(Rows from a dataset)
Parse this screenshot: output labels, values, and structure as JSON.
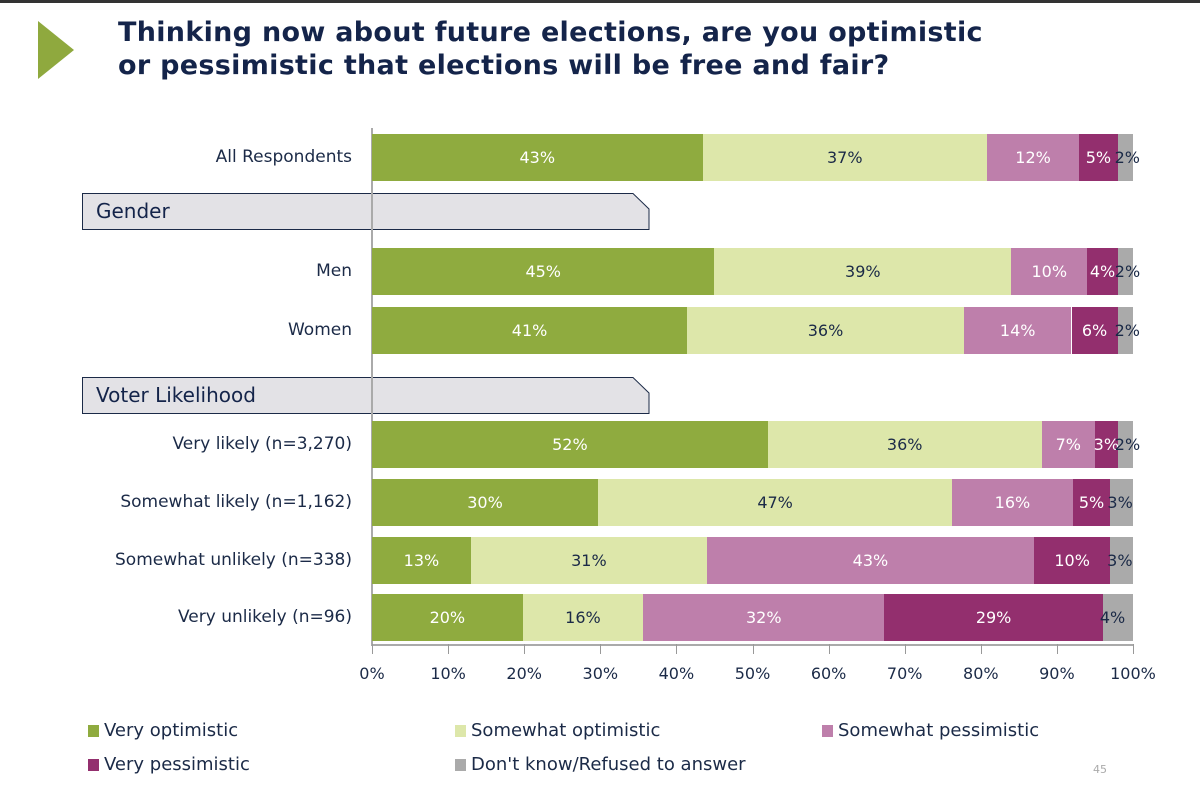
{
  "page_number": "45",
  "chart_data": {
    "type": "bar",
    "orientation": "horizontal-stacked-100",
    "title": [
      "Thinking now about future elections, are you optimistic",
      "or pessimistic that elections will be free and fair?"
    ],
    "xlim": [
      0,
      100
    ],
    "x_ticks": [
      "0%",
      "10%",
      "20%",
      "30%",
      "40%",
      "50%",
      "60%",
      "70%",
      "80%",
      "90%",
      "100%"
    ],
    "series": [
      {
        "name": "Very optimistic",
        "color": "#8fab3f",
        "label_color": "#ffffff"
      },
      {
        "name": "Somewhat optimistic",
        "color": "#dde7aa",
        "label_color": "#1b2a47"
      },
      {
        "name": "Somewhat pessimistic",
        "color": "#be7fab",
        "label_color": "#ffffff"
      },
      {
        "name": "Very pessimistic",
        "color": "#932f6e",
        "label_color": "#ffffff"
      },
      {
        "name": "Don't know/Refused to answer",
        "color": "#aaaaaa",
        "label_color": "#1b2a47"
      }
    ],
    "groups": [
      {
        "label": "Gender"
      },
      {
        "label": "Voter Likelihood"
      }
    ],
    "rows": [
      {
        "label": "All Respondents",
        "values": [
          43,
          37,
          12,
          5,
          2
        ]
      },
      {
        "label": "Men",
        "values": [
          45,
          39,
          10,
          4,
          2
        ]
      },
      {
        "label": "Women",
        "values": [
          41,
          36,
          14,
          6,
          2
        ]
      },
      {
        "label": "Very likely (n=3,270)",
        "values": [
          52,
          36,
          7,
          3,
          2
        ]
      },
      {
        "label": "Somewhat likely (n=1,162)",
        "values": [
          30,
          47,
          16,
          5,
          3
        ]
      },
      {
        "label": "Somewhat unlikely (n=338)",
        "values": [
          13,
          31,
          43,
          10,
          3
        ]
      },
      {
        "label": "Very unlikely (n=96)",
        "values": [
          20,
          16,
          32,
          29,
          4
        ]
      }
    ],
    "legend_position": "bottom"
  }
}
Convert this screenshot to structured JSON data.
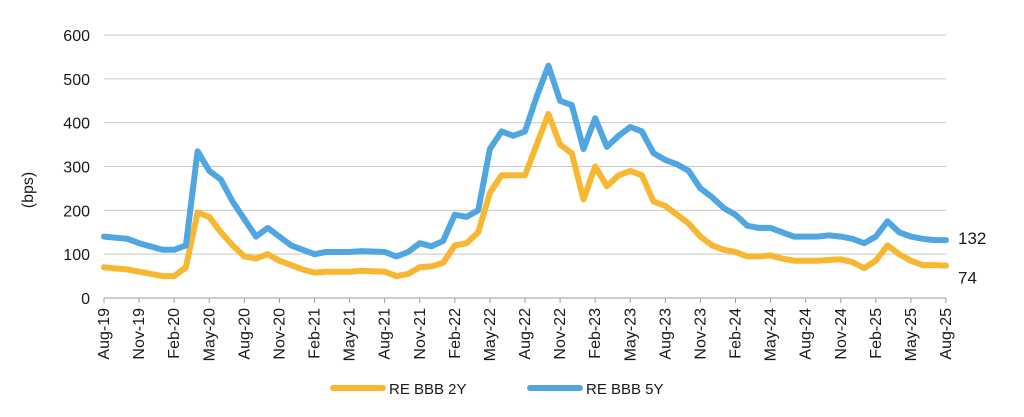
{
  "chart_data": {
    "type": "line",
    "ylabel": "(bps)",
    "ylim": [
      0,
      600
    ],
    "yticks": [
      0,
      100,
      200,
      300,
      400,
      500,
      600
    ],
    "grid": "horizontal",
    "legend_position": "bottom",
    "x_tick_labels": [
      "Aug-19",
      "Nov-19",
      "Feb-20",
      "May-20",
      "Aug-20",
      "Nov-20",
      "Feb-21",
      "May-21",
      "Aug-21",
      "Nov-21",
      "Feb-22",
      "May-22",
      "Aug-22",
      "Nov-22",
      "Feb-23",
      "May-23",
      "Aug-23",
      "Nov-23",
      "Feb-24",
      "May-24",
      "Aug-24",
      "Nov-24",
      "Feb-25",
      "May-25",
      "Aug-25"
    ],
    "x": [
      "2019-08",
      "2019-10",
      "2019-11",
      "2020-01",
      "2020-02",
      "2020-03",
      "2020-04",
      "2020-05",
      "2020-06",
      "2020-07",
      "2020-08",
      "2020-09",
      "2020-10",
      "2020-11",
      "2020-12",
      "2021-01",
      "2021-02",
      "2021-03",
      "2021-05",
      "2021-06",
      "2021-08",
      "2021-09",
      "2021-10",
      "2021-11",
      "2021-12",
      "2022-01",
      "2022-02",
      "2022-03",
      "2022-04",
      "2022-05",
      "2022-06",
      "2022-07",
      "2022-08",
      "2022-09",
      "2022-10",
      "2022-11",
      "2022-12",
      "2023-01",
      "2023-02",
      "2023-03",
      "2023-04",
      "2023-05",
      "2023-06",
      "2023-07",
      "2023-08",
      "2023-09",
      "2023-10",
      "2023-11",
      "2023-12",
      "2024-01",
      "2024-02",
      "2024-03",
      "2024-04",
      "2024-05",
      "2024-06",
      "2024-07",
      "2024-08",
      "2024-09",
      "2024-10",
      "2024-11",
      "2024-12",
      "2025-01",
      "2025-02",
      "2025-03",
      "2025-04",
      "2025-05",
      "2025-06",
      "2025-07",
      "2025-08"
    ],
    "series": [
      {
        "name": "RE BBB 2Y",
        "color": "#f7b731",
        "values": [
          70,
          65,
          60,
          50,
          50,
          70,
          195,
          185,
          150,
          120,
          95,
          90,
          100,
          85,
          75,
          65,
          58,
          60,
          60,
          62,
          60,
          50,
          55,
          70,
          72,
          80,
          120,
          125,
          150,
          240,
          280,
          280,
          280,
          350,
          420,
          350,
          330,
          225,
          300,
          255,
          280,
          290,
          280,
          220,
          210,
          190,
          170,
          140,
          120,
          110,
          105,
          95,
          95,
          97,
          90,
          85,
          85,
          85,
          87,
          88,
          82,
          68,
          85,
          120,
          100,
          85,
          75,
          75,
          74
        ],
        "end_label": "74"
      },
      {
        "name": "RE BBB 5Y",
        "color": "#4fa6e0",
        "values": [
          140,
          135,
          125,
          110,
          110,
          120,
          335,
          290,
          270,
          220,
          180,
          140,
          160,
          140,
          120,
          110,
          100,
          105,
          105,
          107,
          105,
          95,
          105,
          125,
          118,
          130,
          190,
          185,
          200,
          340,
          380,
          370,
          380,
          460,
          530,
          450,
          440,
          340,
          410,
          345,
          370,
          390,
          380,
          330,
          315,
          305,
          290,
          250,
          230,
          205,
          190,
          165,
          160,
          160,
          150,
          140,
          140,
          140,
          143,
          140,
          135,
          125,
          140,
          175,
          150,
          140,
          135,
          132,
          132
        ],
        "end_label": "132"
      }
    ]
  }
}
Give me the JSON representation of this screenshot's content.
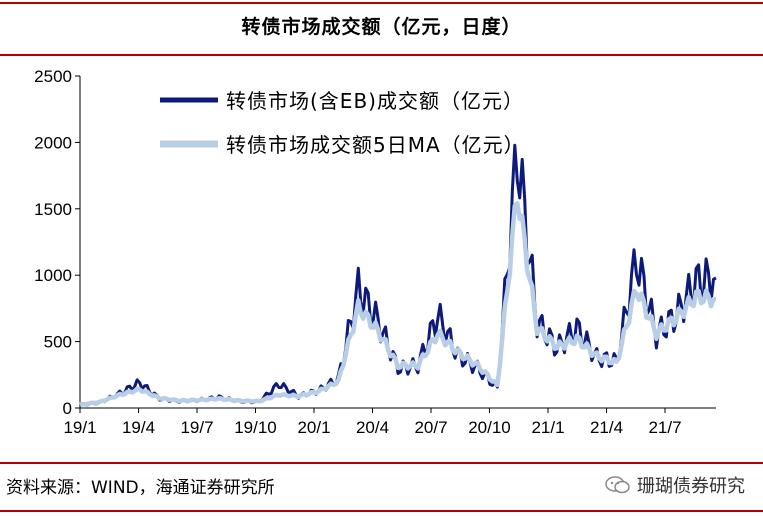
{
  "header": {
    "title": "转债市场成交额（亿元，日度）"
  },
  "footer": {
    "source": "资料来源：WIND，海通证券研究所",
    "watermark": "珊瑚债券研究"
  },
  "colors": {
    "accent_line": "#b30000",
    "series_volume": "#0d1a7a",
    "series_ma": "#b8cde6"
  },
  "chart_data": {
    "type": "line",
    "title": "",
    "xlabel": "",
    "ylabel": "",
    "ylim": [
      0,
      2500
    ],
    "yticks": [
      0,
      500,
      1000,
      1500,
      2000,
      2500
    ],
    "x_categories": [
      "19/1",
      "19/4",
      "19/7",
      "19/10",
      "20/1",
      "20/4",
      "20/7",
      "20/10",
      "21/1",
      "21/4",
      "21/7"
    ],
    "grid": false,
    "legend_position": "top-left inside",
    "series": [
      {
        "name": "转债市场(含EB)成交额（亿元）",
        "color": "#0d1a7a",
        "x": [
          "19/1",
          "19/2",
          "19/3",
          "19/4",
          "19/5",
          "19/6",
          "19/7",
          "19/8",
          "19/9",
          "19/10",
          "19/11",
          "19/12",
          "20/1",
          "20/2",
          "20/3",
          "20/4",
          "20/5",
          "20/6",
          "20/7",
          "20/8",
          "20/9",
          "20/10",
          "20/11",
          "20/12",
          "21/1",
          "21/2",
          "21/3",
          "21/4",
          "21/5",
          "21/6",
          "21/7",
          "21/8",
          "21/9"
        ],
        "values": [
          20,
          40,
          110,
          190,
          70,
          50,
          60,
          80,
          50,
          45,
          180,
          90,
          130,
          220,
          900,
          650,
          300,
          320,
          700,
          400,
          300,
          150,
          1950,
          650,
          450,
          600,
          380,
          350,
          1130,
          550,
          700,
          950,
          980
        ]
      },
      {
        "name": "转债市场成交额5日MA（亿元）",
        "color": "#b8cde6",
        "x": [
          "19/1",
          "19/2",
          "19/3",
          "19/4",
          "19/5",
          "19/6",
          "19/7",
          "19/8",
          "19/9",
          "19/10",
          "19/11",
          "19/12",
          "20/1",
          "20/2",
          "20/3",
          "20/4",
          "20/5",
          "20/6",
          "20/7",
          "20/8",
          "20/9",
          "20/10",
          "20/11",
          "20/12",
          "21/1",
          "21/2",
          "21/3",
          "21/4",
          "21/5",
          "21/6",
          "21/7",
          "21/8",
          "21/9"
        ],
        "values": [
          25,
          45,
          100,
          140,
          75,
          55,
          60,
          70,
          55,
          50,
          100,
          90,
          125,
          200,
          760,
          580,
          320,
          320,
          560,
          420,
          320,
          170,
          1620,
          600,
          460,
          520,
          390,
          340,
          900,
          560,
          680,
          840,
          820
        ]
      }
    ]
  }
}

**Aim of the task**
Identify which lines contain the word "unlikely" and copy each one.

**Problem solution**
        "label": "Somewhat unlikely (n=338)",
        "label": "Very unlikely (n=96)",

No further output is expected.